■ **Stored records**:
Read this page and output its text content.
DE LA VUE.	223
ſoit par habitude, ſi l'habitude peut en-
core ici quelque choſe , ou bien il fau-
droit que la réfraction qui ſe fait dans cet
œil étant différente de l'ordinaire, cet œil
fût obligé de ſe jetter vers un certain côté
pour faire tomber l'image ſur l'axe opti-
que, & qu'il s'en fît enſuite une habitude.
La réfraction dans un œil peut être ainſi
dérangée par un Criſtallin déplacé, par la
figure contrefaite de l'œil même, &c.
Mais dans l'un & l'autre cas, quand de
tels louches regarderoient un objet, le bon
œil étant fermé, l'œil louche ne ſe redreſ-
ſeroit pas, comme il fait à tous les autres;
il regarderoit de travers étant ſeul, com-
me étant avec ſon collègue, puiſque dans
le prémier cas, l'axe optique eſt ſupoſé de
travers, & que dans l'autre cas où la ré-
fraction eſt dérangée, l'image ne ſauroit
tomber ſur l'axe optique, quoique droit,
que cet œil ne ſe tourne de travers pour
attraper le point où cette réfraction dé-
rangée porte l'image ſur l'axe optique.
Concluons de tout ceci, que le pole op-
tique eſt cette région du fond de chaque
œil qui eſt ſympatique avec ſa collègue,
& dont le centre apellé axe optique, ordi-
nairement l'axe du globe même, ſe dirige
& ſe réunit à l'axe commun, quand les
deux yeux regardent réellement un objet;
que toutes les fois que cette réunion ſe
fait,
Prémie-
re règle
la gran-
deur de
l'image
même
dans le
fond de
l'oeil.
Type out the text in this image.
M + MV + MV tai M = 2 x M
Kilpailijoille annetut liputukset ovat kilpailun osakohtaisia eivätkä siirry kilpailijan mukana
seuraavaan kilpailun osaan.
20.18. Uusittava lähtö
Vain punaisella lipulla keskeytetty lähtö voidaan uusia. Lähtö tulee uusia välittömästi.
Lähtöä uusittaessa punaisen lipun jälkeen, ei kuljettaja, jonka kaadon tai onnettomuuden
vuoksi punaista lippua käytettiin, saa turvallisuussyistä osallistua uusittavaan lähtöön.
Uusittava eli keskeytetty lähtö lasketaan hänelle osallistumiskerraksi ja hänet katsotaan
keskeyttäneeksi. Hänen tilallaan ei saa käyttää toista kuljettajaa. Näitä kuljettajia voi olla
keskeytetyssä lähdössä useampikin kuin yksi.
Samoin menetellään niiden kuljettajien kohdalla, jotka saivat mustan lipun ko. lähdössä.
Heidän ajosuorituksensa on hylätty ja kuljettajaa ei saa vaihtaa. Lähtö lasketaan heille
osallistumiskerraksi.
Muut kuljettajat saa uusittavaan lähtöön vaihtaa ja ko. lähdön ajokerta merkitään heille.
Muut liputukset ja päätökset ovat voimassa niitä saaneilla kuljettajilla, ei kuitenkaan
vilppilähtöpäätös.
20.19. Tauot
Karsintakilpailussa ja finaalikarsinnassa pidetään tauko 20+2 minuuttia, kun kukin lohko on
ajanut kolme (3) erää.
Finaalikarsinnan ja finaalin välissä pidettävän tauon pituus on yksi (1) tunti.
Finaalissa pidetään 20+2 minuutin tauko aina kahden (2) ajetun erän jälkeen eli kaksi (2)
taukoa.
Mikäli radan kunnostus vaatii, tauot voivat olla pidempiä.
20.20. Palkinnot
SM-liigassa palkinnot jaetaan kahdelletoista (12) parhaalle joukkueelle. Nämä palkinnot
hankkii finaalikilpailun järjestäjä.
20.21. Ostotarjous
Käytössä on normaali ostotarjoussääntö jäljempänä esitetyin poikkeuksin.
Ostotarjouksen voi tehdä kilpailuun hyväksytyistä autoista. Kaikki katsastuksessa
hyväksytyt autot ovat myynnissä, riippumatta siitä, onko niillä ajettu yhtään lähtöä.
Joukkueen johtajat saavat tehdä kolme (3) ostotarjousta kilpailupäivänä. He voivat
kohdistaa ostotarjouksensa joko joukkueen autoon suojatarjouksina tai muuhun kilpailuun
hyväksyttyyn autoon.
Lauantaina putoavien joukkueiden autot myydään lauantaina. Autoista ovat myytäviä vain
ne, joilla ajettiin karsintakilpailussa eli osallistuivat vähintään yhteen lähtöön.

■ **What is being asked**: Write out every entry above, word for word.

■ **Exercise solution**:
Read this page and output its text content.
DE LA VUE.	223
ſoit par habitude, ſi l'habitude peut en-
core ici quelque choſe , ou bien il fau-
droit que la réfraction qui ſe fait dans cet
œil étant différente de l'ordinaire, cet œil
fût obligé de ſe jetter vers un certain côté
pour faire tomber l'image ſur l'axe opti-
que, & qu'il s'en fît enſuite une habitude.
La réfraction dans un œil peut être ainſi
dérangée par un Criſtallin déplacé, par la
figure contrefaite de l'œil même, &c.
Mais dans l'un & l'autre cas, quand de
tels louches regarderoient un objet, le bon
œil étant fermé, l'œil louche ne ſe redreſ-
ſeroit pas, comme il fait à tous les autres;
il regarderoit de travers étant ſeul, com-
me étant avec ſon collègue, puiſque dans
le prémier cas, l'axe optique eſt ſupoſé de
travers, & que dans l'autre cas où la ré-
fraction eſt dérangée, l'image ne ſauroit
tomber ſur l'axe optique, quoique droit,
que cet œil ne ſe tourne de travers pour
attraper le point où cette réfraction dé-
rangée porte l'image ſur l'axe optique.
Concluons de tout ceci, que le pole op-
tique eſt cette région du fond de chaque
œil qui eſt ſympatique avec ſa collègue,
& dont le centre apellé axe optique, ordi-
nairement l'axe du globe même, ſe dirige
& ſe réunit à l'axe commun, quand les
deux yeux regardent réellement un objet;
que toutes les fois que cette réunion ſe
fait,
Prémie-
re règle
la gran-
deur de
l'image
même
dans le
fond de
l'oeil.
Type out the text in this image.
M + MV + MV tai M = 2 x M
Kilpailijoille annetut liputukset ovat kilpailun osakohtaisia eivätkä siirry kilpailijan mukana
seuraavaan kilpailun osaan.
20.18. Uusittava lähtö
Vain punaisella lipulla keskeytetty lähtö voidaan uusia. Lähtö tulee uusia välittömästi.
Lähtöä uusittaessa punaisen lipun jälkeen, ei kuljettaja, jonka kaadon tai onnettomuuden
vuoksi punaista lippua käytettiin, saa turvallisuussyistä osallistua uusittavaan lähtöön.
Uusittava eli keskeytetty lähtö lasketaan hänelle osallistumiskerraksi ja hänet katsotaan
keskeyttäneeksi. Hänen tilallaan ei saa käyttää toista kuljettajaa. Näitä kuljettajia voi olla
keskeytetyssä lähdössä useampikin kuin yksi.
Samoin menetellään niiden kuljettajien kohdalla, jotka saivat mustan lipun ko. lähdössä.
Heidän ajosuorituksensa on hylätty ja kuljettajaa ei saa vaihtaa. Lähtö lasketaan heille
osallistumiskerraksi.
Muut kuljettajat saa uusittavaan lähtöön vaihtaa ja ko. lähdön ajokerta merkitään heille.
Muut liputukset ja päätökset ovat voimassa niitä saaneilla kuljettajilla, ei kuitenkaan
vilppilähtöpäätös.
20.19. Tauot
Karsintakilpailussa ja finaalikarsinnassa pidetään tauko 20+2 minuuttia, kun kukin lohko on
ajanut kolme (3) erää.
Finaalikarsinnan ja finaalin välissä pidettävän tauon pituus on yksi (1) tunti.
Finaalissa pidetään 20+2 minuutin tauko aina kahden (2) ajetun erän jälkeen eli kaksi (2)
taukoa.
Mikäli radan kunnostus vaatii, tauot voivat olla pidempiä.
20.20. Palkinnot
SM-liigassa palkinnot jaetaan kahdelletoista (12) parhaalle joukkueelle. Nämä palkinnot
hankkii finaalikilpailun järjestäjä.
20.21. Ostotarjous
Käytössä on normaali ostotarjoussääntö jäljempänä esitetyin poikkeuksin.
Ostotarjouksen voi tehdä kilpailuun hyväksytyistä autoista. Kaikki katsastuksessa
hyväksytyt autot ovat myynnissä, riippumatta siitä, onko niillä ajettu yhtään lähtöä.
Joukkueen johtajat saavat tehdä kolme (3) ostotarjousta kilpailupäivänä. He voivat
kohdistaa ostotarjouksensa joko joukkueen autoon suojatarjouksina tai muuhun kilpailuun
hyväksyttyyn autoon.
Lauantaina putoavien joukkueiden autot myydään lauantaina. Autoista ovat myytäviä vain
ne, joilla ajettiin karsintakilpailussa eli osallistuivat vähintään yhteen lähtöön.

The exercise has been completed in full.